#### WHAT YOU SHOULD DO:
Transcribe the listing word for word.

Dataset items
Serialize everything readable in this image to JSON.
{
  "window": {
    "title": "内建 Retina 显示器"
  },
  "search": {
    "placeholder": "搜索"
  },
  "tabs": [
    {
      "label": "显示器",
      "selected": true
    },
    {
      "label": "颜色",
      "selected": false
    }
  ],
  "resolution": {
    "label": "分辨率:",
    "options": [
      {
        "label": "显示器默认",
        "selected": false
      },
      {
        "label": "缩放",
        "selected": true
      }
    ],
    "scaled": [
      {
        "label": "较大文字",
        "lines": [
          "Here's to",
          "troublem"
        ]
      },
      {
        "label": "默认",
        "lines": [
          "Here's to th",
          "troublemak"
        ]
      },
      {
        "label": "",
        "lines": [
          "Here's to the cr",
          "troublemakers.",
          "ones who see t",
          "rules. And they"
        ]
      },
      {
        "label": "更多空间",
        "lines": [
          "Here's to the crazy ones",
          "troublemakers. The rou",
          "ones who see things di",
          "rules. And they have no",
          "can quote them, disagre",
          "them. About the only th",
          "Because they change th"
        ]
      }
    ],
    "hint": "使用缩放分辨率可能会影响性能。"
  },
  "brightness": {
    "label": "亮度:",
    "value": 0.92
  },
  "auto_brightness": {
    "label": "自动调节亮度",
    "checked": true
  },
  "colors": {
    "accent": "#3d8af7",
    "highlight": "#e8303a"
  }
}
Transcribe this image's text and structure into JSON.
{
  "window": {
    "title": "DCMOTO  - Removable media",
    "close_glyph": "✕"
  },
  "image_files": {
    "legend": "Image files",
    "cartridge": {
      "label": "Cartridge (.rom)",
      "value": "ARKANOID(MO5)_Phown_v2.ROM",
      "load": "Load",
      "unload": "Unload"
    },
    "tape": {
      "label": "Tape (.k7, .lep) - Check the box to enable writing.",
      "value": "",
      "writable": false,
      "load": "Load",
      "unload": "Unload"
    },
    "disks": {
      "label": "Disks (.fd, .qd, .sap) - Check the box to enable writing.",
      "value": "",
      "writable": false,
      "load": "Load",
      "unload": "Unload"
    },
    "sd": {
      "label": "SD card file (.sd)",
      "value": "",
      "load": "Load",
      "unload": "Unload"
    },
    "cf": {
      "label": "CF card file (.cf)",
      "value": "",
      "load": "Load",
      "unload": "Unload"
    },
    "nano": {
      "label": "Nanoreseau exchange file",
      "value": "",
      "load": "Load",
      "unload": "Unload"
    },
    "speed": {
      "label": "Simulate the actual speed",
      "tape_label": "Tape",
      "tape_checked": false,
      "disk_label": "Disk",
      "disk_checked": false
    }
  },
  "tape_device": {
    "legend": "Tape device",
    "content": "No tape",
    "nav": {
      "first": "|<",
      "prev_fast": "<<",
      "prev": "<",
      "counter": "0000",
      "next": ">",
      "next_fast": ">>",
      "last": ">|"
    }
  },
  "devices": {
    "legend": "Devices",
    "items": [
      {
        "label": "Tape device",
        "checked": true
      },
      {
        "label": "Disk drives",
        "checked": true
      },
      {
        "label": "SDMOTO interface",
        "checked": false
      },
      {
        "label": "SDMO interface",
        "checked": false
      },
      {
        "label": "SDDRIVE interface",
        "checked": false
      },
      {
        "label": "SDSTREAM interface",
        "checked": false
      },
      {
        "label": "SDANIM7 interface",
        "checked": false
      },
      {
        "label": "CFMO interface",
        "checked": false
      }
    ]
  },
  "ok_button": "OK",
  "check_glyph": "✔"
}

#### WORKED ANSWER:
Serialize everything readable in this image to JSON.
{
  "window": {
    "title": "内建 Retina 显示器"
  },
  "search": {
    "placeholder": "搜索"
  },
  "tabs": [
    {
      "label": "显示器",
      "selected": true
    },
    {
      "label": "颜色",
      "selected": false
    }
  ],
  "resolution": {
    "label": "分辨率:",
    "options": [
      {
        "label": "显示器默认",
        "selected": false
      },
      {
        "label": "缩放",
        "selected": true
      }
    ],
    "scaled": [
      {
        "label": "较大文字",
        "lines": [
          "Here's to",
          "troublem"
        ]
      },
      {
        "label": "默认",
        "lines": [
          "Here's to th",
          "troublemak"
        ]
      },
      {
        "label": "",
        "lines": [
          "Here's to the cr",
          "troublemakers.",
          "ones who see t",
          "rules. And they"
        ]
      },
      {
        "label": "更多空间",
        "lines": [
          "Here's to the crazy ones",
          "troublemakers. The rou",
          "ones who see things di",
          "rules. And they have no",
          "can quote them, disagre",
          "them. About the only th",
          "Because they change th"
        ]
      }
    ],
    "hint": "使用缩放分辨率可能会影响性能。"
  },
  "brightness": {
    "label": "亮度:",
    "value": 0.92
  },
  "auto_brightness": {
    "label": "自动调节亮度",
    "checked": true
  },
  "colors": {
    "accent": "#3d8af7",
    "highlight": "#e8303a"
  }
}
Transcribe this image's text and structure into JSON.
{
  "window": {
    "title": "DCMOTO  - Removable media",
    "close_glyph": "✕"
  },
  "image_files": {
    "legend": "Image files",
    "cartridge": {
      "label": "Cartridge (.rom)",
      "value": "ARKANOID(MO5)_Phown_v2.ROM",
      "load": "Load",
      "unload": "Unload"
    },
    "tape": {
      "label": "Tape (.k7, .lep) - Check the box to enable writing.",
      "value": "",
      "writable": false,
      "load": "Load",
      "unload": "Unload"
    },
    "disks": {
      "label": "Disks (.fd, .qd, .sap) - Check the box to enable writing.",
      "value": "",
      "writable": false,
      "load": "Load",
      "unload": "Unload"
    },
    "sd": {
      "label": "SD card file (.sd)",
      "value": "",
      "load": "Load",
      "unload": "Unload"
    },
    "cf": {
      "label": "CF card file (.cf)",
      "value": "",
      "load": "Load",
      "unload": "Unload"
    },
    "nano": {
      "label": "Nanoreseau exchange file",
      "value": "",
      "load": "Load",
      "unload": "Unload"
    },
    "speed": {
      "label": "Simulate the actual speed",
      "tape_label": "Tape",
      "tape_checked": false,
      "disk_label": "Disk",
      "disk_checked": false
    }
  },
  "tape_device": {
    "legend": "Tape device",
    "content": "No tape",
    "nav": {
      "first": "|<",
      "prev_fast": "<<",
      "prev": "<",
      "counter": "0000",
      "next": ">",
      "next_fast": ">>",
      "last": ">|"
    }
  },
  "devices": {
    "legend": "Devices",
    "items": [
      {
        "label": "Tape device",
        "checked": true
      },
      {
        "label": "Disk drives",
        "checked": true
      },
      {
        "label": "SDMOTO interface",
        "checked": false
      },
      {
        "label": "SDMO interface",
        "checked": false
      },
      {
        "label": "SDDRIVE interface",
        "checked": false
      },
      {
        "label": "SDSTREAM interface",
        "checked": false
      },
      {
        "label": "SDANIM7 interface",
        "checked": false
      },
      {
        "label": "CFMO interface",
        "checked": false
      }
    ]
  },
  "ok_button": "OK",
  "check_glyph": "✔"
}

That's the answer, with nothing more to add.